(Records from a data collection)
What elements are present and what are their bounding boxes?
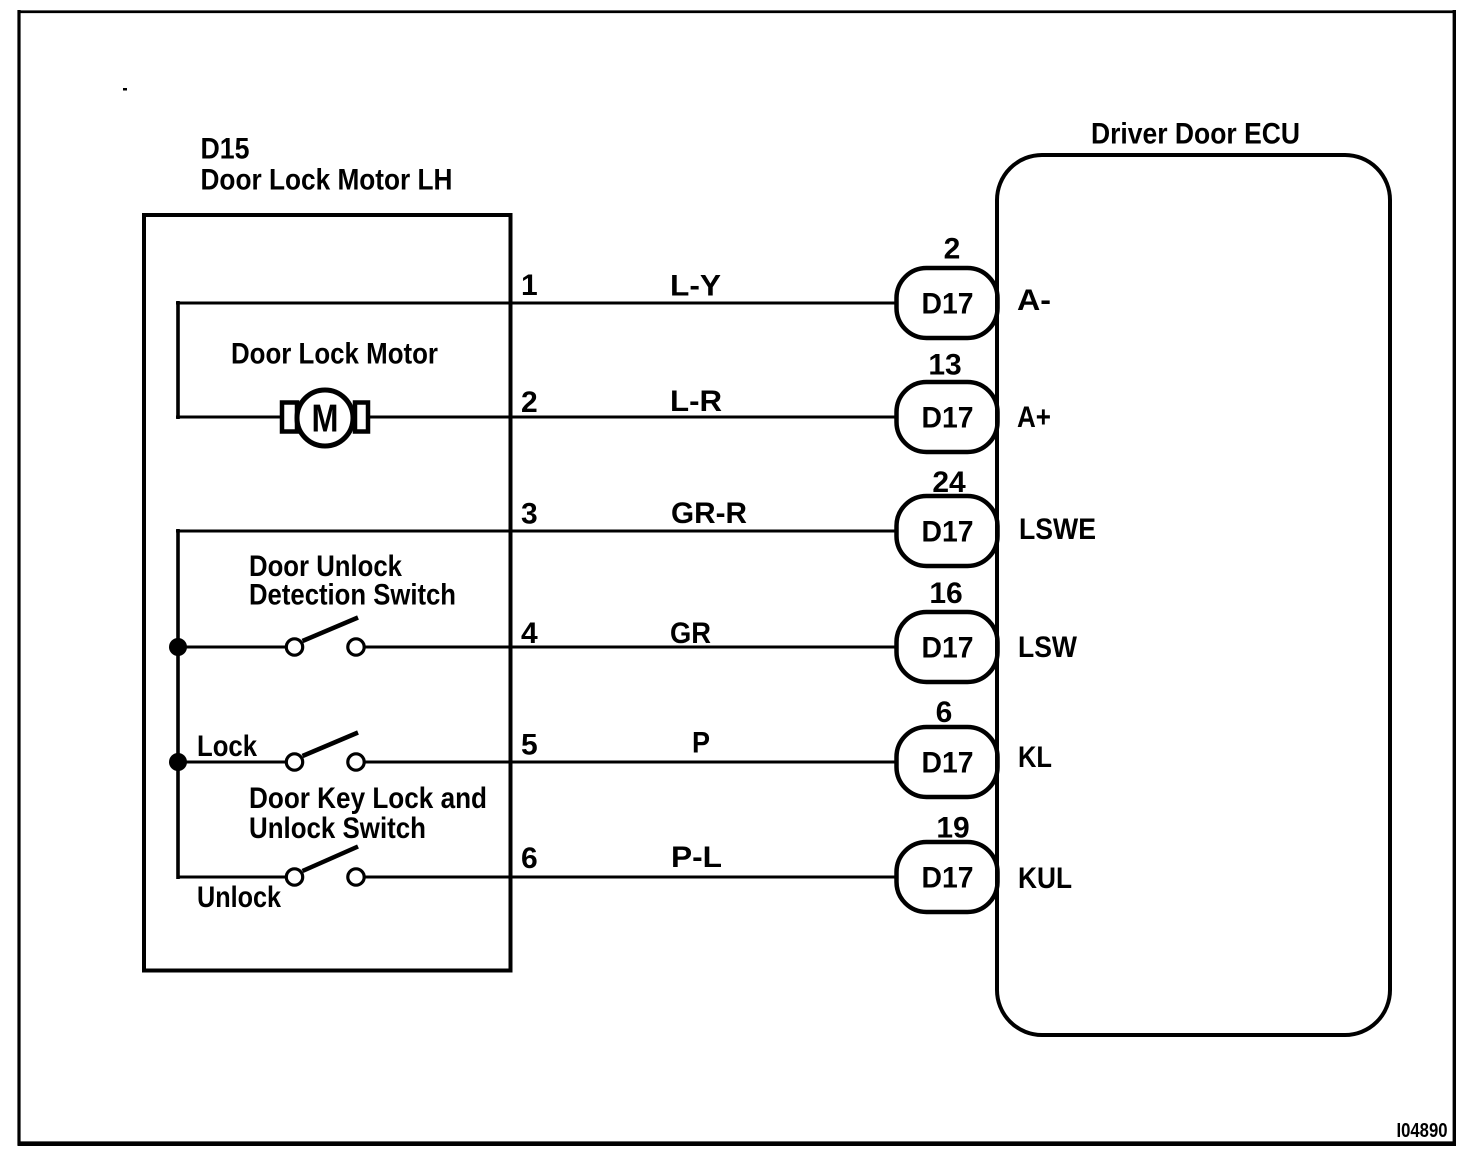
- connector D17 oval row 6: [897, 842, 998, 912]
- connector D17 oval row 3: [897, 496, 998, 566]
- connector D17 oval row 2: [897, 382, 998, 452]
- switch S3 contact right: [348, 869, 364, 885]
- svg-text:L-Y: L-Y: [670, 270, 721, 303]
- svg-text:2: 2: [521, 386, 538, 419]
- svg-text:A-: A-: [1017, 284, 1051, 317]
- svg-text:D17: D17: [922, 747, 974, 780]
- motor M brush right: [355, 403, 368, 432]
- svg-text:Door Lock Motor LH: Door Lock Motor LH: [201, 164, 453, 197]
- switch S1 blade: [303, 618, 359, 642]
- ECU U1 box: [997, 155, 1390, 1035]
- switch S2 blade: [303, 733, 359, 757]
- wire 6 left segment: [178, 876, 286, 879]
- svg-text:6: 6: [521, 842, 538, 875]
- svg-text:Door Lock Motor: Door Lock Motor: [231, 338, 438, 371]
- svg-text:LSWE: LSWE: [1019, 513, 1096, 546]
- svg-text:Unlock: Unlock: [197, 881, 281, 914]
- svg-text:P-L: P-L: [671, 841, 722, 874]
- junction node wire4: [169, 638, 187, 656]
- svg-text:KUL: KUL: [1018, 862, 1072, 895]
- motor M brush left: [282, 403, 297, 432]
- wire 4 right segment (GR): [365, 646, 898, 649]
- svg-text:Unlock Switch: Unlock Switch: [249, 812, 426, 845]
- svg-text:24: 24: [932, 466, 966, 499]
- svg-text:2: 2: [944, 233, 961, 266]
- connector D17 oval row 4: [897, 612, 998, 682]
- svg-text:19: 19: [936, 812, 969, 845]
- svg-text:D17: D17: [922, 288, 974, 321]
- svg-text:D15: D15: [201, 133, 250, 166]
- switch S1 contact left: [286, 639, 302, 655]
- svg-text:A+: A+: [1017, 401, 1051, 434]
- wire 4 left segment: [178, 646, 286, 649]
- svg-text:5: 5: [521, 729, 538, 762]
- svg-text:D17: D17: [922, 402, 974, 435]
- svg-text:GR-R: GR-R: [671, 497, 747, 530]
- connector D15 box: [144, 215, 511, 971]
- connector D17 oval row 1: [897, 268, 998, 338]
- svg-text:I04890: I04890: [1397, 1120, 1448, 1142]
- svg-text:Driver Door ECU: Driver Door ECU: [1091, 118, 1300, 151]
- svg-text:Lock: Lock: [197, 730, 257, 763]
- svg-text:D17: D17: [922, 862, 974, 895]
- wire 3 (pin3 to D17, GR-R): [176, 530, 897, 533]
- svg-text:GR: GR: [670, 617, 711, 650]
- wire 1 (pin1 to D17, L-Y): [176, 302, 897, 305]
- wire 6 right segment (P-L): [365, 876, 898, 879]
- svg-text:P: P: [692, 727, 710, 760]
- switch S1 contact right: [348, 639, 364, 655]
- motor M circle: [297, 390, 353, 446]
- svg-text:D17: D17: [922, 516, 974, 549]
- switch S2 contact right: [348, 754, 364, 770]
- svg-text:16: 16: [929, 577, 962, 610]
- svg-text:6: 6: [936, 696, 953, 729]
- wire 5 right segment (P): [365, 761, 898, 764]
- switch S3 blade: [303, 847, 359, 872]
- svg-text:L-R: L-R: [670, 385, 722, 418]
- svg-text:LSW: LSW: [1018, 631, 1078, 664]
- svg-text:KL: KL: [1018, 741, 1052, 774]
- wire vertical bus (switch common): [176, 529, 180, 879]
- svg-text:Detection Switch: Detection Switch: [249, 579, 456, 612]
- svg-text:3: 3: [521, 498, 538, 531]
- svg-text:M: M: [312, 398, 339, 441]
- speck: [123, 88, 127, 91]
- wire 2 (pin2 to D17, L-R): [176, 416, 897, 419]
- svg-text:D17: D17: [922, 632, 974, 665]
- svg-text:13: 13: [928, 349, 961, 382]
- switch S2 contact left: [286, 754, 302, 770]
- svg-text:1: 1: [521, 269, 538, 302]
- switch S3 contact left: [286, 869, 302, 885]
- connector D17 oval row 5: [897, 727, 998, 797]
- svg-text:4: 4: [521, 617, 538, 650]
- junction node wire5: [169, 753, 187, 771]
- wire 5 left segment: [178, 761, 286, 764]
- svg-text:Door Key Lock and: Door Key Lock and: [249, 782, 487, 815]
- wire motor loop left side: [176, 301, 180, 419]
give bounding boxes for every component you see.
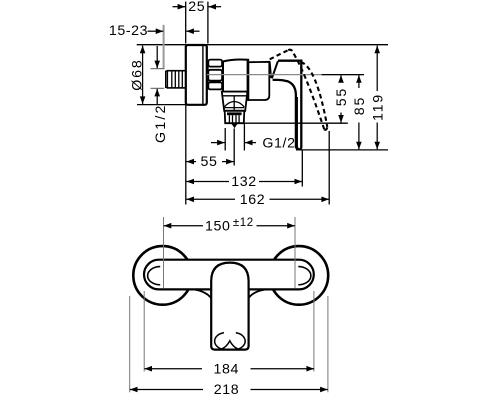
- svg-text:184: 184: [214, 361, 239, 377]
- svg-text:55: 55: [334, 87, 350, 106]
- svg-text:132: 132: [231, 174, 256, 190]
- svg-text:G1/2: G1/2: [153, 103, 169, 143]
- svg-text:15-23: 15-23: [109, 23, 148, 39]
- svg-text:55: 55: [201, 154, 218, 170]
- svg-text:162: 162: [240, 192, 265, 208]
- svg-text:25: 25: [188, 0, 205, 15]
- svg-text:G1/2: G1/2: [262, 135, 295, 151]
- svg-text:119: 119: [370, 93, 386, 121]
- svg-text:±12: ±12: [233, 217, 254, 229]
- svg-text:Ø68: Ø68: [130, 58, 146, 90]
- svg-text:85: 85: [352, 96, 368, 115]
- svg-text:218: 218: [214, 382, 239, 398]
- svg-text:150: 150: [205, 219, 230, 235]
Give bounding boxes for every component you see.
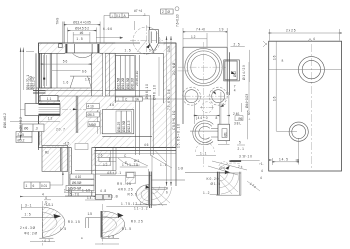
detail D3 arrow bbox=[146, 185, 150, 189]
svg-text:7 5 . 6 +0 . 1 6: 7 5 . 6 +0 . 1 6 bbox=[167, 89, 171, 110]
svg-text:1 -10: 1 -10 bbox=[64, 189, 71, 193]
dim under cv stem bbox=[218, 144, 230, 146]
piston extra verticals bbox=[45, 53, 58, 88]
svg-text:6: 6 bbox=[33, 184, 35, 188]
svg-text:1 Θ: 1 Θ bbox=[178, 166, 184, 170]
leader from frame1 to circle bbox=[129, 16, 150, 30]
detail D3 vertical edge pair bbox=[149, 172, 151, 209]
svg-text:1 - 1: 1 - 1 bbox=[200, 152, 207, 156]
svg-text:2 0 . 7: 2 0 . 7 bbox=[56, 128, 65, 132]
svg-text:1 . 5: 1 . 5 bbox=[108, 235, 114, 239]
svg-text:2 0 . 6 Ø: 2 0 . 6 Ø bbox=[172, 62, 176, 75]
body footer hatch bbox=[95, 151, 111, 166]
control frame mid bbox=[116, 97, 143, 101]
svg-text:R 1 . 5: R 1 . 5 bbox=[122, 227, 132, 231]
svg-text:7: 7 bbox=[226, 141, 228, 145]
detail D2 dim 14.1 bbox=[85, 199, 105, 201]
svg-text:2 x 2 5: 2 x 2 5 bbox=[286, 29, 296, 33]
cavity C white bbox=[102, 110, 134, 137]
cavity C left dims bbox=[98, 110, 101, 134]
svg-text:E: E bbox=[125, 161, 127, 165]
svg-text:4 . 8: 4 . 8 bbox=[100, 189, 106, 193]
bottom dim row bbox=[20, 196, 96, 198]
svg-text:2: 2 bbox=[162, 10, 164, 14]
plate hole 2 bbox=[289, 122, 308, 141]
svg-text:Ø 1 . 5: Ø 1 . 5 bbox=[211, 182, 221, 186]
plate leader hole1 bbox=[269, 41, 342, 132]
svg-text:7/H9: 7/H9 bbox=[56, 18, 60, 25]
svg-text:Ø5.2: Ø5.2 bbox=[18, 138, 25, 142]
detail D2 dim row right bbox=[106, 206, 148, 208]
V arrow bbox=[146, 43, 150, 48]
svg-text:1. 6: 1. 6 bbox=[63, 81, 69, 85]
fraction 5 / 2-1 bbox=[237, 144, 245, 146]
svg-text:Ø12.5Ø: Ø12.5Ø bbox=[116, 77, 120, 89]
svg-text:7.6+0.10: 7.6+0.10 bbox=[176, 14, 180, 27]
svg-text:4 6: 4 6 bbox=[110, 103, 115, 107]
svg-text:M6Ø: M6Ø bbox=[89, 123, 96, 127]
footer right verticals bbox=[75, 148, 116, 175]
small box above stem labels bbox=[75, 144, 88, 150]
band boss cut white bbox=[65, 43, 99, 53]
annulus horizontal line bbox=[190, 129, 218, 138]
svg-text:2 × 6 - 3 Ø: 2 × 6 - 3 Ø bbox=[20, 226, 36, 230]
cavity A piston rect bbox=[40, 53, 42, 88]
cavity A dim 66 bbox=[52, 70, 81, 72]
svg-text:Ø44+0.03: Ø44+0.03 bbox=[245, 94, 249, 108]
middle dashed circle bbox=[200, 102, 214, 113]
plate centerline bbox=[310, 44, 312, 168]
cavity A vertical dim bbox=[44, 55, 47, 86]
svg-text:3 8 L: 3 8 L bbox=[234, 122, 241, 126]
svg-text:3 .'8'- 1 0: 3 .'8'- 1 0 bbox=[239, 155, 252, 159]
svg-text:4 10: 4 10 bbox=[88, 105, 94, 109]
svg-text:1 : 5: 1 : 5 bbox=[25, 212, 31, 216]
svg-text:2 - 1: 2 - 1 bbox=[238, 147, 245, 151]
left bracket verticals bbox=[63, 22, 65, 43]
svg-text:4 8 ± 0 . 1: 4 8 ± 0 . 1 bbox=[107, 171, 121, 175]
top dim 74 bbox=[183, 28, 227, 47]
detail D3 horizontals bbox=[135, 180, 185, 205]
svg-text:1 2: 1 2 bbox=[191, 35, 196, 39]
svg-text:2×Ø6.5 0.2: 2×Ø6.5 0.2 bbox=[19, 117, 23, 133]
svg-text:1 4 . 5: 1 4 . 5 bbox=[279, 157, 288, 161]
detail D1 axis bbox=[41, 201, 43, 246]
svg-text:Rz: Rz bbox=[45, 151, 49, 155]
dim 44 under circles bbox=[195, 92, 229, 125]
small hatch patch left of D3 bbox=[126, 172, 136, 184]
long vertical dim lines bbox=[167, 36, 172, 186]
D1 bottom extras bbox=[30, 241, 55, 243]
svg-text:Ø11.2Ø: Ø11.2Ø bbox=[131, 78, 135, 89]
cavity B white bbox=[115, 53, 163, 103]
svg-text:~1.5: ~1.5 bbox=[63, 142, 70, 146]
svg-text:b: b bbox=[166, 190, 168, 194]
partial circle below bbox=[196, 143, 215, 153]
svg-text:Ø10.5Ø: Ø10.5Ø bbox=[122, 120, 126, 132]
svg-text:1 . 5: 1 . 5 bbox=[60, 227, 66, 231]
svg-text:4 R 0 . 2 5: 4 R 0 . 2 5 bbox=[118, 187, 133, 191]
slot verticals in hatch bbox=[76, 96, 78, 133]
top dims over band: d14.55 bbox=[68, 28, 97, 43]
footer dark boxes bbox=[96, 195, 112, 200]
top dims over band: d13.4 bbox=[64, 22, 100, 43]
svg-text:7 ±: 7 ± bbox=[238, 165, 243, 169]
svg-text:3 - 1: 3 - 1 bbox=[25, 203, 32, 207]
svg-text:( 4 4 + 0: ( 4 4 + 0 bbox=[196, 116, 208, 120]
svg-text:1 2: 1 2 bbox=[48, 117, 53, 121]
svg-text:1 6: 1 6 bbox=[272, 55, 276, 60]
svg-text:1 6: 1 6 bbox=[272, 96, 276, 101]
detail D1 arrow bbox=[54, 214, 62, 219]
svg-text:R 5 . 5: R 5 . 5 bbox=[128, 193, 138, 197]
svg-text:5 - 7 0: 5 - 7 0 bbox=[70, 193, 79, 197]
dim 2.5 right bbox=[231, 46, 245, 48]
svg-text:5 0 °: 5 0 ° bbox=[149, 48, 156, 52]
svg-text:Ø6.5Ø: Ø6.5Ø bbox=[72, 181, 82, 185]
cavity A white bbox=[36, 53, 91, 88]
svg-text:Φ 6 : 2 Ø: Φ 6 : 2 Ø bbox=[24, 232, 38, 236]
svg-text:⌐1.: ⌐1. bbox=[259, 162, 264, 166]
right vertical dim of central view bbox=[248, 62, 250, 110]
svg-text:Ø13.4 +0.05: Ø13.4 +0.05 bbox=[73, 20, 91, 24]
control frame top B bbox=[161, 9, 174, 14]
svg-text:4 10: 4 10 bbox=[75, 175, 81, 179]
detail D4 right verticals bbox=[216, 172, 241, 196]
boxed labels column mid bbox=[87, 104, 100, 127]
svg-text:1.5: 1.5 bbox=[88, 212, 93, 216]
svg-text:4: 4 bbox=[261, 169, 263, 173]
plate top tick bbox=[308, 39, 312, 42]
boxed label 6.3 bbox=[22, 124, 44, 132]
verticals under B1 bbox=[40, 132, 42, 146]
svg-text:4: 4 bbox=[260, 176, 262, 180]
svg-text:8: 8 bbox=[216, 116, 218, 120]
left-mid hatch block bbox=[42, 146, 68, 172]
svg-text:1 - 2: 1 - 2 bbox=[203, 191, 210, 195]
bore mouth curve bbox=[73, 53, 93, 58]
plate outline bbox=[269, 41, 342, 171]
svg-text:6 - 6 6: 6 - 6 6 bbox=[103, 27, 112, 31]
circled mark top-right bbox=[175, 7, 179, 11]
detail D4 thick edge pair bbox=[217, 172, 219, 196]
stem of central view bbox=[218, 124, 230, 141]
svg-text:b: b bbox=[46, 200, 48, 204]
svg-text:7 4 +0: 7 4 +0 bbox=[196, 28, 205, 32]
bore wall lines left of cavity B bbox=[103, 53, 105, 96]
frame leader line across bbox=[143, 98, 227, 100]
detail D4 top dark bar bbox=[229, 160, 241, 162]
leader lines lower right bbox=[208, 161, 247, 175]
detail D4 fan bbox=[220, 174, 240, 195]
leader from frame A bbox=[104, 15, 110, 43]
svg-text:5: 5 bbox=[239, 141, 241, 145]
svg-text:a: a bbox=[282, 59, 284, 63]
detail D4 curved leader bbox=[219, 163, 241, 169]
detail D2 lobe bbox=[102, 211, 124, 237]
leader from frame bbox=[50, 172, 63, 185]
detail D4 slanted leader bbox=[247, 181, 260, 191]
svg-text:#6: #6 bbox=[80, 31, 84, 35]
detail D2 arrow bbox=[118, 213, 124, 218]
left small stacked boxes bbox=[16, 132, 32, 143]
cavity A dim 56 bbox=[41, 63, 92, 65]
svg-text:R 0 . 2 5: R 0 . 2 5 bbox=[131, 220, 143, 224]
svg-text:Ø 4 6 . 1 0: Ø 4 6 . 1 0 bbox=[145, 84, 149, 99]
svg-text:2 . 5: 2 . 5 bbox=[234, 43, 240, 47]
svg-text:Ø12.1.5: Ø12.1.5 bbox=[127, 120, 131, 132]
svg-text:4 . 2: 4 . 2 bbox=[44, 239, 50, 243]
svg-text:1 -1/2: 1 -1/2 bbox=[82, 189, 90, 193]
svg-text:0.05: 0.05 bbox=[167, 46, 171, 52]
svg-text:C 0 5 +0 . 1 0: C 0 5 +0 . 1 0 bbox=[172, 111, 176, 130]
tiny box left of boss bbox=[59, 44, 63, 48]
small upper tongue bbox=[40, 96, 58, 102]
dashed semi ellipse D4 top bbox=[219, 162, 229, 166]
svg-text:4: 4 bbox=[313, 37, 315, 41]
svg-text:29.46-0.10: 29.46-0.10 bbox=[135, 71, 139, 86]
svg-text:1 - 1: 1 - 1 bbox=[160, 163, 167, 167]
svg-text:1. 6: 1. 6 bbox=[85, 78, 91, 82]
svg-text:4: 4 bbox=[234, 88, 236, 92]
svg-text:1 1: 1 1 bbox=[47, 97, 52, 101]
cavity C stacked labels bbox=[116, 111, 131, 133]
svg-text:(2x): (2x) bbox=[220, 166, 226, 170]
dim arrowheads cluster bbox=[39, 24, 342, 161]
cavity B top steps bbox=[115, 56, 134, 91]
dashed circle 50deg bbox=[133, 27, 160, 54]
svg-text:1 . 5: 1 . 5 bbox=[125, 48, 131, 52]
svg-text:Ø12.2+0: Ø12.2+0 bbox=[32, 76, 36, 89]
svg-text:-1: -1 bbox=[143, 13, 146, 17]
detail D2 axis bbox=[101, 204, 103, 246]
svg-text:0.01: 0.01 bbox=[41, 184, 47, 188]
svg-text:Ø 4 6 . 1 0: Ø 4 6 . 1 0 bbox=[153, 85, 157, 100]
control frame top A bbox=[110, 13, 129, 18]
big bore circle bbox=[185, 48, 222, 85]
bore channel white bbox=[134, 95, 152, 148]
svg-text:5 6: 5 6 bbox=[63, 60, 68, 64]
detail D3 leaf bbox=[136, 185, 149, 205]
vertical dim line right bbox=[248, 50, 250, 82]
detail D4 long horizontal bbox=[185, 172, 226, 174]
dim 48 row right of stem bbox=[100, 155, 152, 206]
tongue stud left bbox=[25, 103, 60, 115]
svg-text:1: 1 bbox=[26, 184, 28, 188]
svg-text:Ø16.4±0.2: Ø16.4±0.2 bbox=[3, 113, 7, 128]
cavity B verticals bbox=[136, 55, 154, 155]
plate bottom dim bbox=[273, 138, 299, 165]
small circle right bbox=[209, 87, 227, 105]
right stepped block bbox=[224, 60, 240, 81]
dim 29.46 vertical in bore bbox=[158, 57, 160, 96]
cavity A trapezoid bore bbox=[70, 76, 91, 88]
D2 bottom extras bbox=[95, 243, 119, 245]
detail D1 leaf bbox=[43, 207, 65, 238]
svg-text:K 0 . 2 0: K 0 . 2 0 bbox=[207, 177, 219, 181]
svg-text:⊥: ⊥ bbox=[117, 97, 120, 101]
detail D4 dim 1-2 bbox=[210, 194, 220, 196]
tongue centerline bbox=[20, 108, 86, 110]
small circle left bbox=[183, 87, 201, 105]
svg-text:1 4 . 1: 1 4 . 1 bbox=[87, 196, 96, 200]
leader arrows to circles bbox=[212, 90, 226, 107]
dim 12 below tongue bbox=[10, 121, 60, 123]
stem lower dims bbox=[64, 192, 96, 194]
svg-text:Ø11.25: Ø11.25 bbox=[117, 122, 121, 132]
svg-text:Ø1: Ø1 bbox=[224, 132, 228, 136]
svg-text:1 5 . 6 5 + 0 . 1 0: 1 5 . 6 5 + 0 . 1 0 bbox=[177, 124, 181, 148]
svg-text:.3: .3 bbox=[35, 126, 38, 130]
detail D3 fan arcs bbox=[152, 187, 172, 207]
dim 11 above tongue bbox=[39, 100, 61, 102]
cavity C rect bbox=[102, 110, 152, 137]
V-port boss bbox=[149, 30, 159, 54]
stem cavity white bbox=[71, 143, 92, 196]
plate top dim bbox=[270, 29, 340, 41]
detail D1 horizontal bbox=[21, 217, 56, 219]
svg-text:R 0 . 1 5: R 0 . 1 5 bbox=[68, 220, 80, 224]
dim line above band right bbox=[96, 37, 123, 39]
plate hole 1 bbox=[298, 57, 324, 83]
svg-text:Ø14.2Ø: Ø14.2Ø bbox=[121, 77, 125, 89]
right-bottom dim cluster of main view bbox=[95, 151, 177, 169]
svg-text:6 6: 6 6 bbox=[82, 69, 87, 73]
svg-text:4: 4 bbox=[42, 193, 44, 197]
detail D1 bottom line bbox=[39, 237, 53, 239]
svg-text:5: 5 bbox=[247, 110, 251, 112]
hatched body bbox=[39, 43, 177, 148]
svg-text:≤: ≤ bbox=[81, 236, 83, 240]
stem hatch strips bbox=[69, 151, 96, 197]
svg-text:1 1 - 1 . 2: 1 1 - 1 . 2 bbox=[134, 206, 148, 210]
outline top bbox=[183, 47, 229, 124]
detail D1 dims above bbox=[21, 200, 51, 210]
control frame bottom-left bbox=[24, 182, 50, 189]
svg-text:⊥: ⊥ bbox=[248, 117, 251, 121]
svg-text:Ø 1 4 / 2 9: Ø 1 4 / 2 9 bbox=[242, 65, 246, 80]
band boss borders bbox=[65, 44, 99, 53]
left wall dark bars bbox=[33, 91, 46, 93]
stem inner boxes bbox=[66, 174, 94, 191]
detail D2 horizontal bbox=[86, 218, 119, 228]
left vertical dimension lines bbox=[21, 48, 34, 141]
svg-text:R 1 . Đ: R 1 . Đ bbox=[108, 195, 119, 199]
cavity A right wall edge bbox=[36, 53, 163, 103]
svg-text:Ø6.3: Ø6.3 bbox=[88, 113, 95, 117]
svg-text:4 6: 4 6 bbox=[144, 143, 149, 147]
svg-text:R 9 . - 2 6: R 9 . - 2 6 bbox=[117, 182, 131, 186]
black dot seal bbox=[43, 78, 45, 80]
svg-text:2 40.: 2 40. bbox=[233, 112, 240, 116]
dim rows y152 under central stem bbox=[196, 155, 216, 157]
main outline lines bbox=[36, 43, 176, 186]
svg-text:#7 +4: #7 +4 bbox=[134, 9, 142, 13]
svg-text:1 9: 1 9 bbox=[219, 28, 224, 32]
cavity B stacked labels bbox=[116, 56, 135, 90]
svg-text:1 . 7 5 - 1 7 . 1: 1 . 7 5 - 1 7 . 1 bbox=[121, 202, 142, 206]
detail D4 arrow bbox=[225, 170, 230, 174]
centerlines big circle bbox=[178, 42, 227, 168]
left edge marks of plate bbox=[263, 41, 267, 47]
V-groove white cut in band bbox=[115, 42, 163, 54]
svg-text:Ø6: Ø6 bbox=[24, 126, 28, 130]
top dims over band: d6 bbox=[73, 32, 90, 43]
detail D2 bottom bbox=[101, 238, 119, 240]
svg-text:0.1: 0.1 bbox=[116, 14, 121, 18]
C annulus bbox=[193, 121, 214, 145]
detail D2 edge bar bbox=[101, 211, 102, 238]
svg-text:⊥: ⊥ bbox=[111, 14, 114, 18]
centerline small circles bbox=[184, 95, 229, 97]
svg-text:Ø10.5Ø: Ø10.5Ø bbox=[126, 77, 130, 89]
footer dims bbox=[120, 166, 147, 168]
stem verticals bbox=[61, 148, 99, 197]
svg-text:1 . 5: 1 . 5 bbox=[76, 37, 82, 41]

Exercise description: Pick out each line of the records that contains the word "verticals" and copy it out. Matching is case-sensitive.

Task response:
piston extra verticals bbox=[45, 53, 58, 88]
footer right verticals bbox=[75, 148, 116, 175]
left bracket verticals bbox=[63, 22, 65, 43]
slot verticals in hatch bbox=[76, 96, 78, 133]
detail D4 right verticals bbox=[216, 172, 241, 196]
verticals under B1 bbox=[40, 132, 42, 146]
cavity B verticals bbox=[136, 55, 154, 155]
stem verticals bbox=[61, 148, 99, 197]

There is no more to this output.